▸ **Brief**:
Leaving out the pictures, transcribe all of the records faithfully.

▸ **Exercise inputs**:
== == ==
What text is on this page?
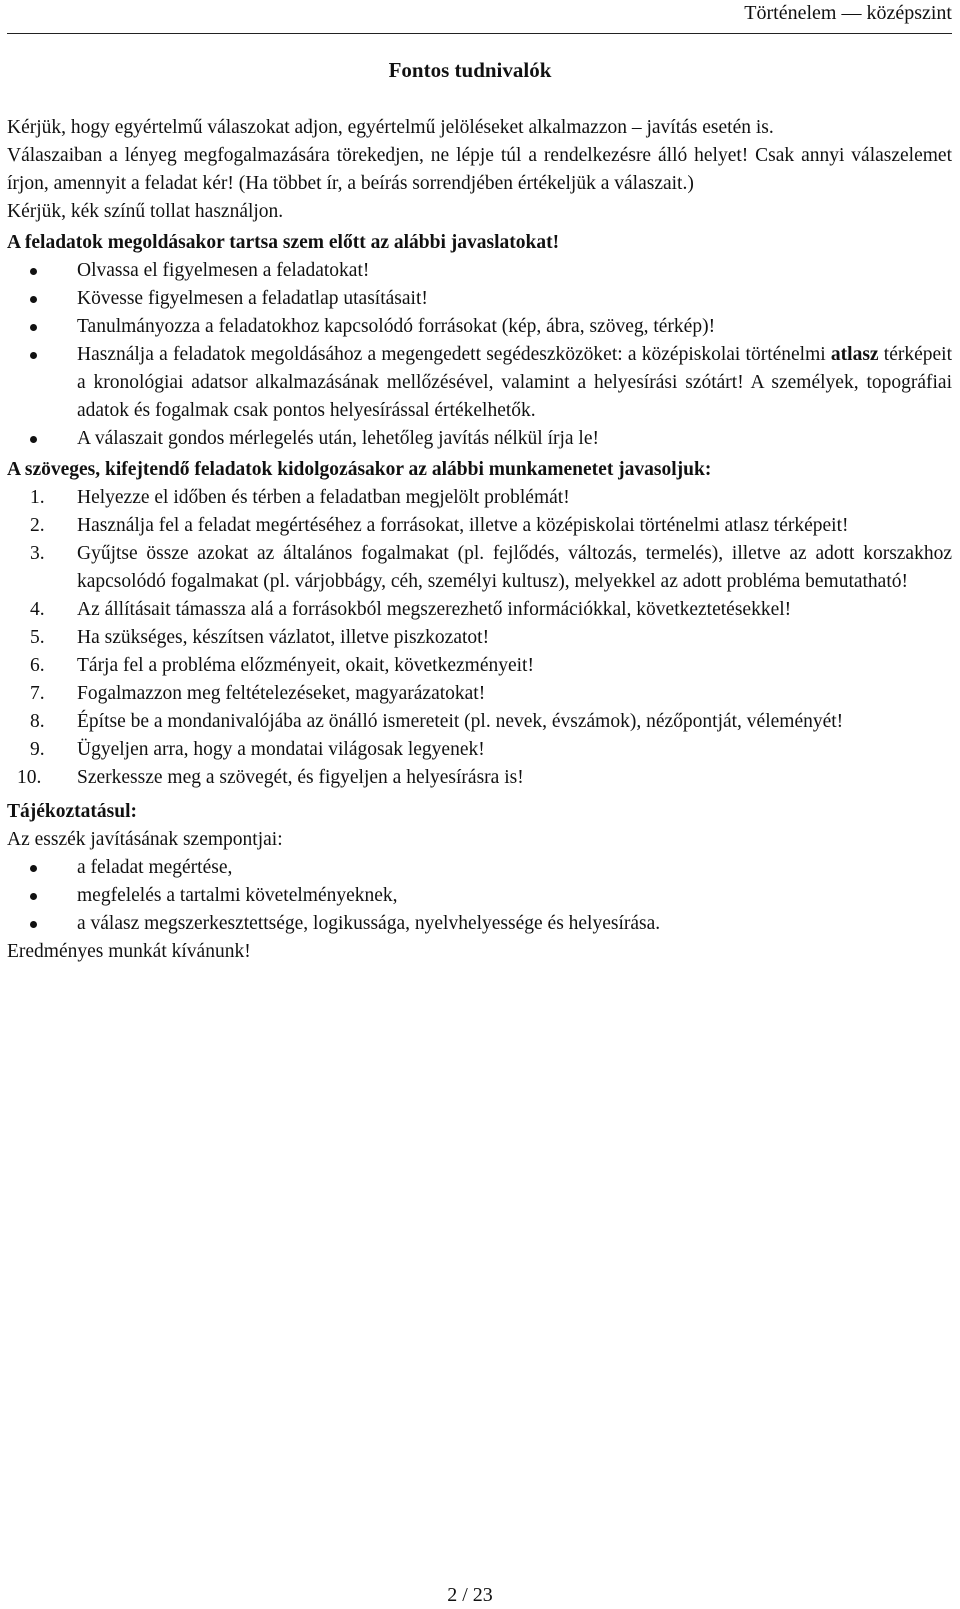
Történelem — középszint
Fontos tudnivalók

Kérjük, hogy egyértelmű válaszokat adjon, egyértelmű jelöléseket alkalmazzon – javítás esetén is.

Válaszaiban a lényeg megfogalmazására törekedjen, ne lépje túl a rendelkezésre álló helyet! Csak annyi válaszelemet írjon, amennyit a feladat kér! (Ha többet ír, a beírás sorrendjében értékeljük a válaszait.)

Kérjük, kék színű tollat használjon.

A feladatok megoldásakor tartsa szem előtt az alábbi javaslatokat!

Olvassa el figyelmesen a feladatokat!
Kövesse figyelmesen a feladatlap utasításait!
Tanulmányozza a feladatokhoz kapcsolódó forrásokat (kép, ábra, szöveg, térkép)!
Használja a feladatok megoldásához a megengedett segédeszközöket: a középiskolai történelmi atlasz térképeit a kronológiai adatsor alkalmazásának mellőzésével, valamint a helyesírási szótárt! A személyek, topográfiai adatok és fogalmak csak pontos helyesírással értékelhetők.
A válaszait gondos mérlegelés után, lehetőleg javítás nélkül írja le!

A szöveges, kifejtendő feladatok kidolgozásakor az alábbi munkamenetet javasoljuk:

1.	Helyezze el időben és térben a feladatban megjelölt problémát!
2.	Használja fel a feladat megértéséhez a forrásokat, illetve a középiskolai történelmi atlasz térképeit!
3.	Gyűjtse össze azokat az általános fogalmakat (pl. fejlődés, változás, termelés), illetve az adott korszakhoz kapcsolódó fogalmakat (pl. várjobbágy, céh, személyi kultusz), melyekkel az adott probléma bemutatható!
4.	Az állításait támassza alá a forrásokból megszerezhető információkkal, következtetésekkel!
5.	Ha szükséges, készítsen vázlatot, illetve piszkozatot!
6.	Tárja fel a probléma előzményeit, okait, következményeit!
7.	Fogalmazzon meg feltételezéseket, magyarázatokat!
8.	Építse be a mondanivalójába az önálló ismereteit (pl. nevek, évszámok), nézőpontját, véleményét!
9.	Ügyeljen arra, hogy a mondatai világosak legyenek!
10.	Szerkessze meg a szövegét, és figyeljen a helyesírásra is!

Tájékoztatásul:

Az esszék javításának szempontjai:

a feladat megértése,
megfelelés a tartalmi követelményeknek,
a válasz megszerkesztettsége, logikussága, nyelvhelyessége és helyesírása.

Eredményes munkát kívánunk!

2 / 23
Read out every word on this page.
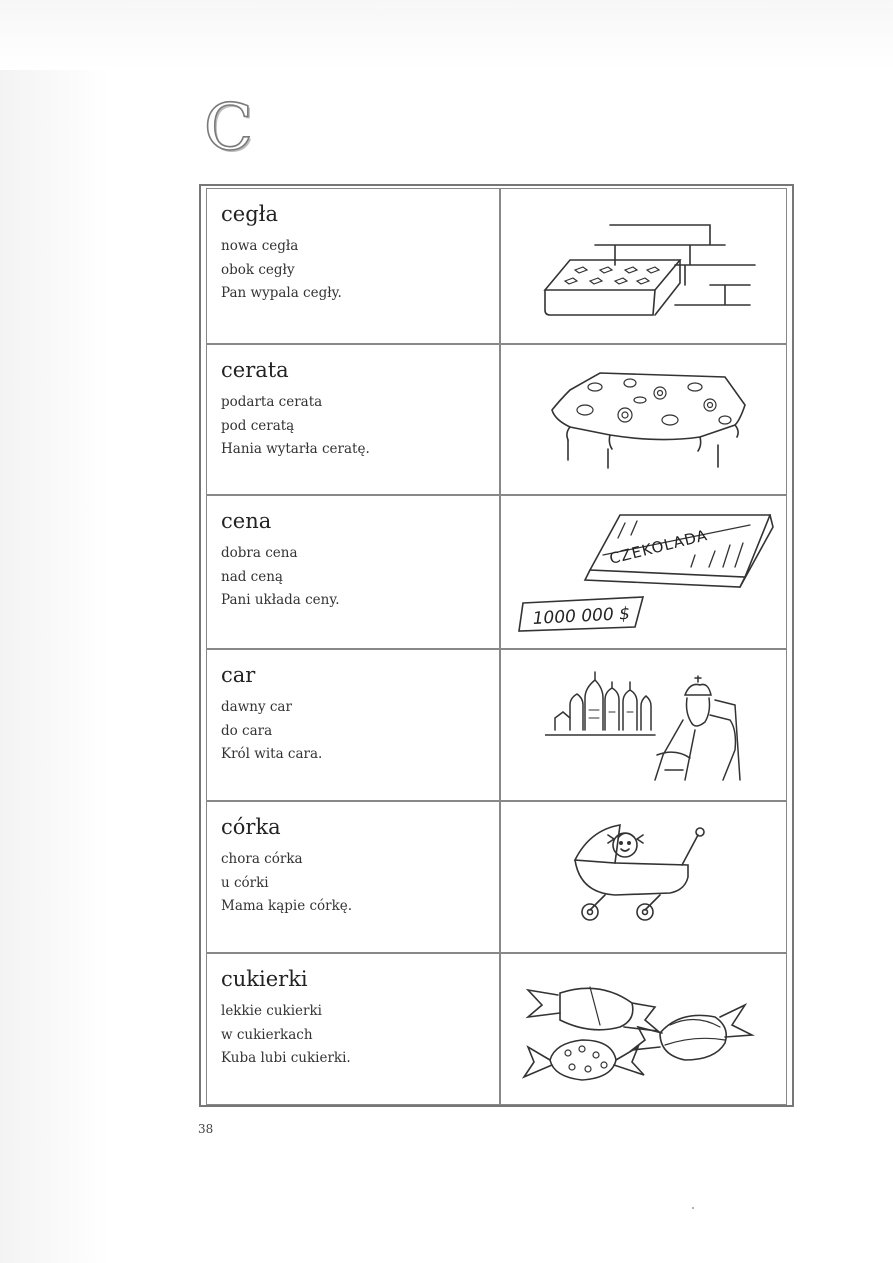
C
cegła
nowa cegła
obok cegły
Pan wypala cegły.
cerata
podarta cerata
pod ceratą
Hania wytarła ceratę.
cena
dobra cena
nad ceną
Pani układa ceny.
car
dawny car
do cara
Król wita cara.
córka
chora córka
u córki
Mama kąpie córkę.
cukierki
lekkie cukierki
w cukierkach
Kuba lubi cukierki.
CZEKOLADA
1000 000 $
38
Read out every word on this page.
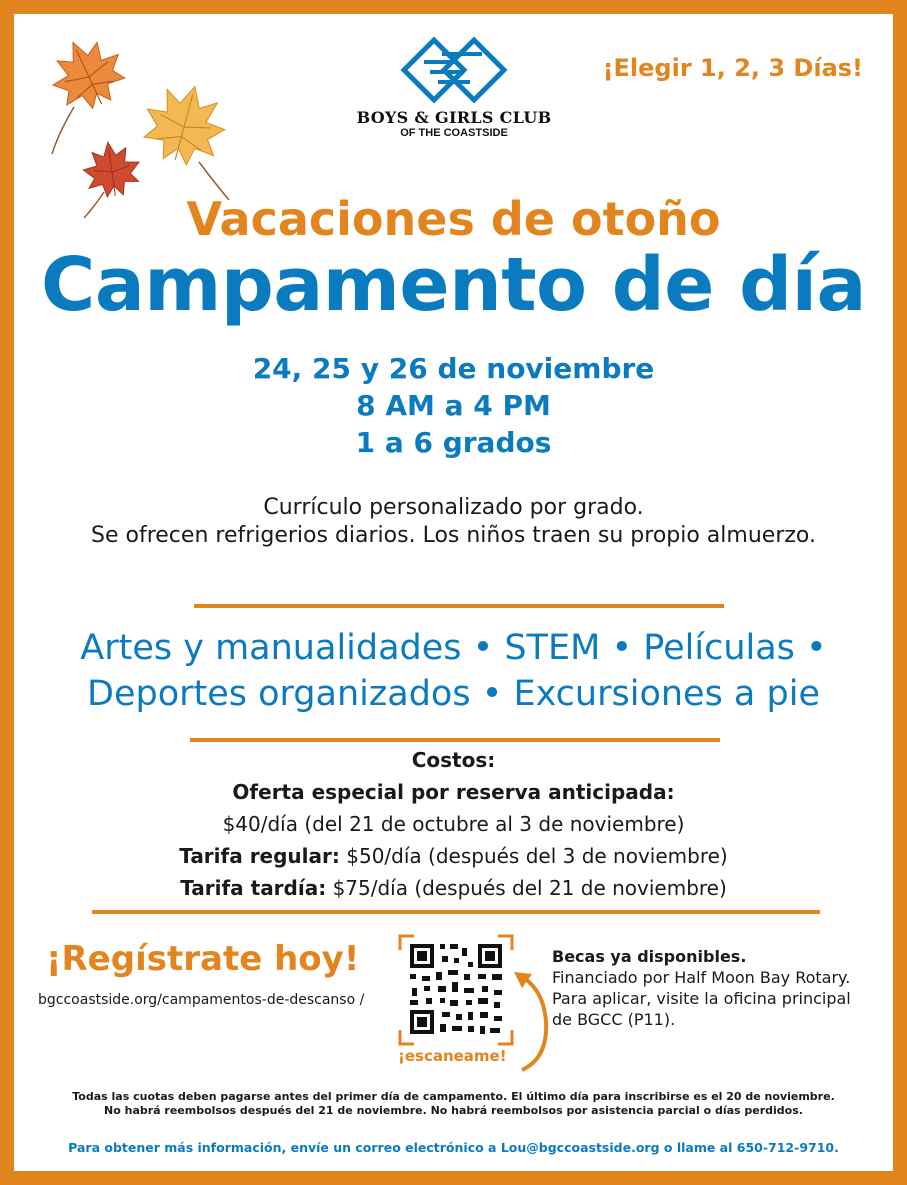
BOYS & GIRLS CLUB
OF THE COASTSIDE
¡Elegir 1, 2, 3 Días!
Vacaciones de otoño
Campamento de día
24, 25 y 26 de noviembre
8 AM a 4 PM
1 a 6 grados
Currículo personalizado por grado.
Se ofrecen refrigerios diarios. Los niños traen su propio almuerzo.
Artes y manualidades • STEM • Películas •
Deportes organizados • Excursiones a pie
Costos:
Oferta especial por reserva anticipada:
$40/día (del 21 de octubre al 3 de noviembre)
Tarifa regular: $50/día (después del 3 de noviembre)
Tarifa tardía: $75/día (después del 21 de noviembre)
¡Regístrate hoy!
bgccoastside.org/campamentos-de-descanso /
¡escaneame!
Becas ya disponibles.
Financiado por Half Moon Bay Rotary.
Para aplicar, visite la oficina principal
de BGCC (P11).
Todas las cuotas deben pagarse antes del primer día de campamento. El último día para inscribirse es el 20 de noviembre.
No habrá reembolsos después del 21 de noviembre. No habrá reembolsos por asistencia parcial o días perdidos.
Para obtener más información, envíe un correo electrónico a Lou@bgccoastside.org o llame al 650-712-9710.
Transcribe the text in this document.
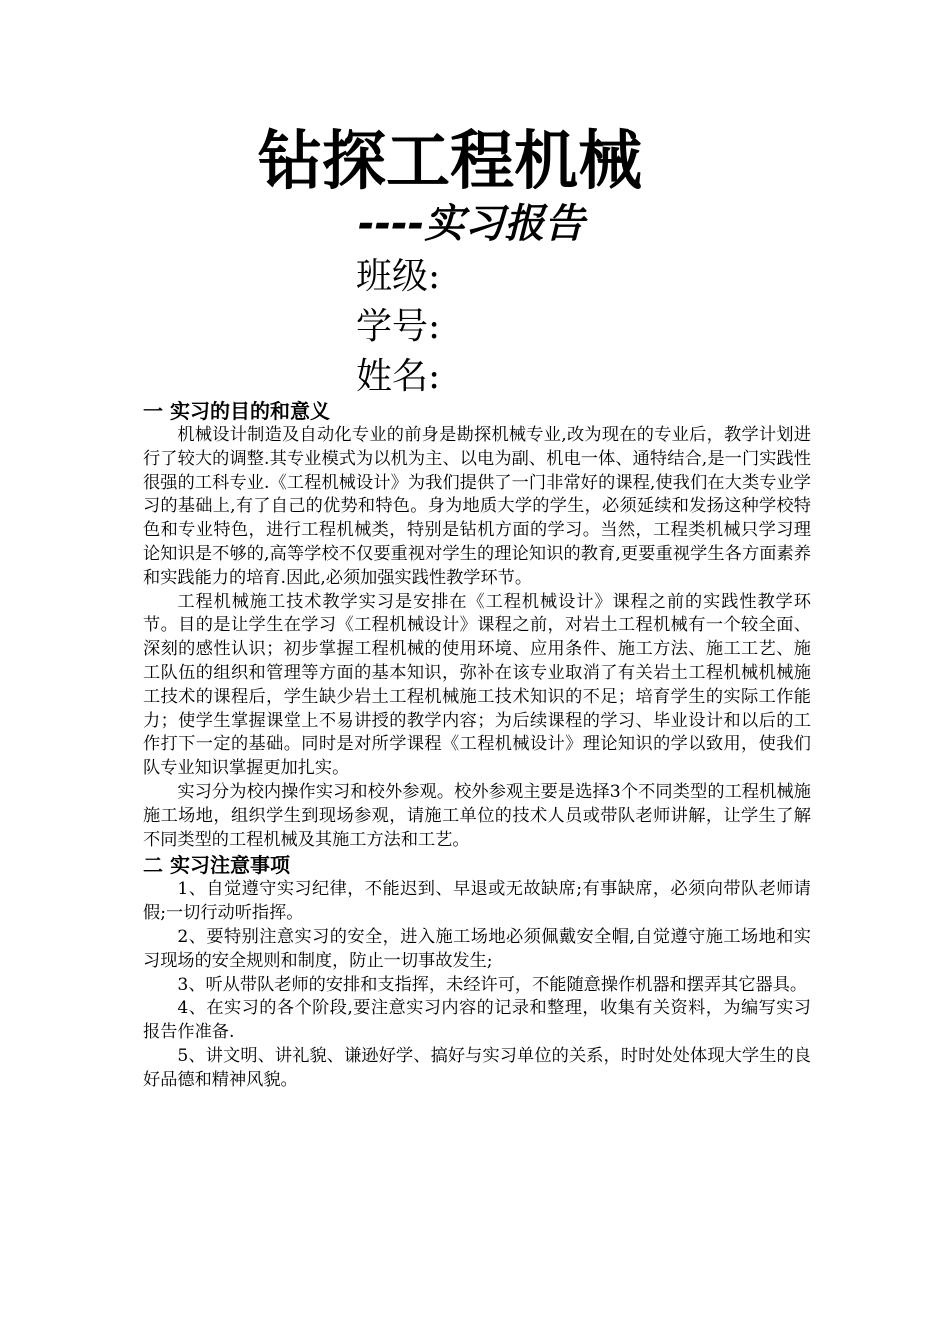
钻探工程机械
----实习报告
班级:
学号:
姓名:
一 实习的目的和意义

机械设计制造及自动化专业的前身是勘探机械专业,改为现在的专业后，教学计划进行了较大的调整.其专业模式为以机为主、以电为副、机电一体、通特结合,是一门实践性很强的工科专业.《工程机械设计》为我们提供了一门非常好的课程,使我们在大类专业学习的基础上,有了自己的优势和特色。身为地质大学的学生，必须延续和发扬这种学校特色和专业特色，进行工程机械类，特别是钻机方面的学习。当然，工程类机械只学习理论知识是不够的,高等学校不仅要重视对学生的理论知识的教育,更要重视学生各方面素养和实践能力的培育.因此,必须加强实践性教学环节。

工程机械施工技术教学实习是安排在《工程机械设计》课程之前的实践性教学环节。目的是让学生在学习《工程机械设计》课程之前，对岩土工程机械有一个较全面、深刻的感性认识；初步掌握工程机械的使用环境、应用条件、施工方法、施工工艺、施工队伍的组织和管理等方面的基本知识，弥补在该专业取消了有关岩土工程机械机械施工技术的课程后，学生缺少岩土工程机械施工技术知识的不足；培育学生的实际工作能力；使学生掌握课堂上不易讲授的教学内容；为后续课程的学习、毕业设计和以后的工作打下一定的基础。同时是对所学课程《工程机械设计》理论知识的学以致用，使我们队专业知识掌握更加扎实。

实习分为校内操作实习和校外参观。校外参观主要是选择3个不同类型的工程机械施施工场地，组织学生到现场参观，请施工单位的技术人员或带队老师讲解，让学生了解不同类型的工程机械及其施工方法和工艺。

二 实习注意事项

1、自觉遵守实习纪律，不能迟到、早退或无故缺席;有事缺席，必须向带队老师请假;一切行动听指挥。

2、要特别注意实习的安全，进入施工场地必须佩戴安全帽,自觉遵守施工场地和实习现场的安全规则和制度，防止一切事故发生;

3、听从带队老师的安排和支指挥，未经许可，不能随意操作机器和摆弄其它器具。

4、在实习的各个阶段,要注意实习内容的记录和整理，收集有关资料，为编写实习报告作准备.

5、讲文明、讲礼貌、谦逊好学、搞好与实习单位的关系，时时处处体现大学生的良好品德和精神风貌。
== == ==
▸ **The answer**:
What text is on this page?
Történelem — középszint
Fontos tudnivalók

Kérjük, hogy egyértelmű válaszokat adjon, egyértelmű jelöléseket alkalmazzon – javítás esetén is.

Válaszaiban a lényeg megfogalmazására törekedjen, ne lépje túl a rendelkezésre álló helyet! Csak annyi válaszelemet írjon, amennyit a feladat kér! (Ha többet ír, a beírás sorrendjében értékeljük a válaszait.)

Kérjük, kék színű tollat használjon.

A feladatok megoldásakor tartsa szem előtt az alábbi javaslatokat!

Olvassa el figyelmesen a feladatokat!
Kövesse figyelmesen a feladatlap utasításait!
Tanulmányozza a feladatokhoz kapcsolódó forrásokat (kép, ábra, szöveg, térkép)!
Használja a feladatok megoldásához a megengedett segédeszközöket: a középiskolai történelmi atlasz térképeit a kronológiai adatsor alkalmazásának mellőzésével, valamint a helyesírási szótárt! A személyek, topográfiai adatok és fogalmak csak pontos helyesírással értékelhetők.
A válaszait gondos mérlegelés után, lehetőleg javítás nélkül írja le!

A szöveges, kifejtendő feladatok kidolgozásakor az alábbi munkamenetet javasoljuk:

1.	Helyezze el időben és térben a feladatban megjelölt problémát!
2.	Használja fel a feladat megértéséhez a forrásokat, illetve a középiskolai történelmi atlasz térképeit!
3.	Gyűjtse össze azokat az általános fogalmakat (pl. fejlődés, változás, termelés), illetve az adott korszakhoz kapcsolódó fogalmakat (pl. várjobbágy, céh, személyi kultusz), melyekkel az adott probléma bemutatható!
4.	Az állításait támassza alá a forrásokból megszerezhető információkkal, következtetésekkel!
5.	Ha szükséges, készítsen vázlatot, illetve piszkozatot!
6.	Tárja fel a probléma előzményeit, okait, következményeit!
7.	Fogalmazzon meg feltételezéseket, magyarázatokat!
8.	Építse be a mondanivalójába az önálló ismereteit (pl. nevek, évszámok), nézőpontját, véleményét!
9.	Ügyeljen arra, hogy a mondatai világosak legyenek!
10.	Szerkessze meg a szövegét, és figyeljen a helyesírásra is!

Tájékoztatásul:

Az esszék javításának szempontjai:

a feladat megértése,
megfelelés a tartalmi követelményeknek,
a válasz megszerkesztettsége, logikussága, nyelvhelyessége és helyesírása.

Eredményes munkát kívánunk!

2 / 23
Read out every word on this page.
C
cegła
nowa cegła
obok cegły
Pan wypala cegły.
cerata
podarta cerata
pod ceratą
Hania wytarła ceratę.
cena
dobra cena
nad ceną
Pani układa ceny.
car
dawny car
do cara
Król wita cara.
córka
chora córka
u córki
Mama kąpie córkę.
cukierki
lekkie cukierki
w cukierkach
Kuba lubi cukierki.
CZEKOLADA
1000 000 $
38
Read out every word on this page.
BOYS & GIRLS CLUB
OF THE COASTSIDE
¡Elegir 1, 2, 3 Días!
Vacaciones de otoño
Campamento de día
24, 25 y 26 de noviembre
8 AM a 4 PM
1 a 6 grados
Currículo personalizado por grado.
Se ofrecen refrigerios diarios. Los niños traen su propio almuerzo.
Artes y manualidades • STEM • Películas •
Deportes organizados • Excursiones a pie
Costos:
Oferta especial por reserva anticipada:
$40/día (del 21 de octubre al 3 de noviembre)
Tarifa regular: $50/día (después del 3 de noviembre)
Tarifa tardía: $75/día (después del 21 de noviembre)
¡Regístrate hoy!
bgccoastside.org/campamentos-de-descanso /
¡escaneame!
Becas ya disponibles.
Financiado por Half Moon Bay Rotary.
Para aplicar, visite la oficina principal
de BGCC (P11).
Todas las cuotas deben pagarse antes del primer día de campamento. El último día para inscribirse es el 20 de noviembre.
No habrá reembolsos después del 21 de noviembre. No habrá reembolsos por asistencia parcial o días perdidos.
Para obtener más información, envíe un correo electrónico a Lou@bgccoastside.org o llame al 650-712-9710.
Transcribe the text in this document.
钻探工程机械
----实习报告
班级:
学号:
姓名:
一 实习的目的和意义

机械设计制造及自动化专业的前身是勘探机械专业,改为现在的专业后，教学计划进行了较大的调整.其专业模式为以机为主、以电为副、机电一体、通特结合,是一门实践性很强的工科专业.《工程机械设计》为我们提供了一门非常好的课程,使我们在大类专业学习的基础上,有了自己的优势和特色。身为地质大学的学生，必须延续和发扬这种学校特色和专业特色，进行工程机械类，特别是钻机方面的学习。当然，工程类机械只学习理论知识是不够的,高等学校不仅要重视对学生的理论知识的教育,更要重视学生各方面素养和实践能力的培育.因此,必须加强实践性教学环节。

工程机械施工技术教学实习是安排在《工程机械设计》课程之前的实践性教学环节。目的是让学生在学习《工程机械设计》课程之前，对岩土工程机械有一个较全面、深刻的感性认识；初步掌握工程机械的使用环境、应用条件、施工方法、施工工艺、施工队伍的组织和管理等方面的基本知识，弥补在该专业取消了有关岩土工程机械机械施工技术的课程后，学生缺少岩土工程机械施工技术知识的不足；培育学生的实际工作能力；使学生掌握课堂上不易讲授的教学内容；为后续课程的学习、毕业设计和以后的工作打下一定的基础。同时是对所学课程《工程机械设计》理论知识的学以致用，使我们队专业知识掌握更加扎实。

实习分为校内操作实习和校外参观。校外参观主要是选择3个不同类型的工程机械施施工场地，组织学生到现场参观，请施工单位的技术人员或带队老师讲解，让学生了解不同类型的工程机械及其施工方法和工艺。

二 实习注意事项

1、自觉遵守实习纪律，不能迟到、早退或无故缺席;有事缺席，必须向带队老师请假;一切行动听指挥。

2、要特别注意实习的安全，进入施工场地必须佩戴安全帽,自觉遵守施工场地和实习现场的安全规则和制度，防止一切事故发生;

3、听从带队老师的安排和支指挥，未经许可，不能随意操作机器和摆弄其它器具。

4、在实习的各个阶段,要注意实习内容的记录和整理，收集有关资料，为编写实习报告作准备.

5、讲文明、讲礼貌、谦逊好学、搞好与实习单位的关系，时时处处体现大学生的良好品德和精神风貌。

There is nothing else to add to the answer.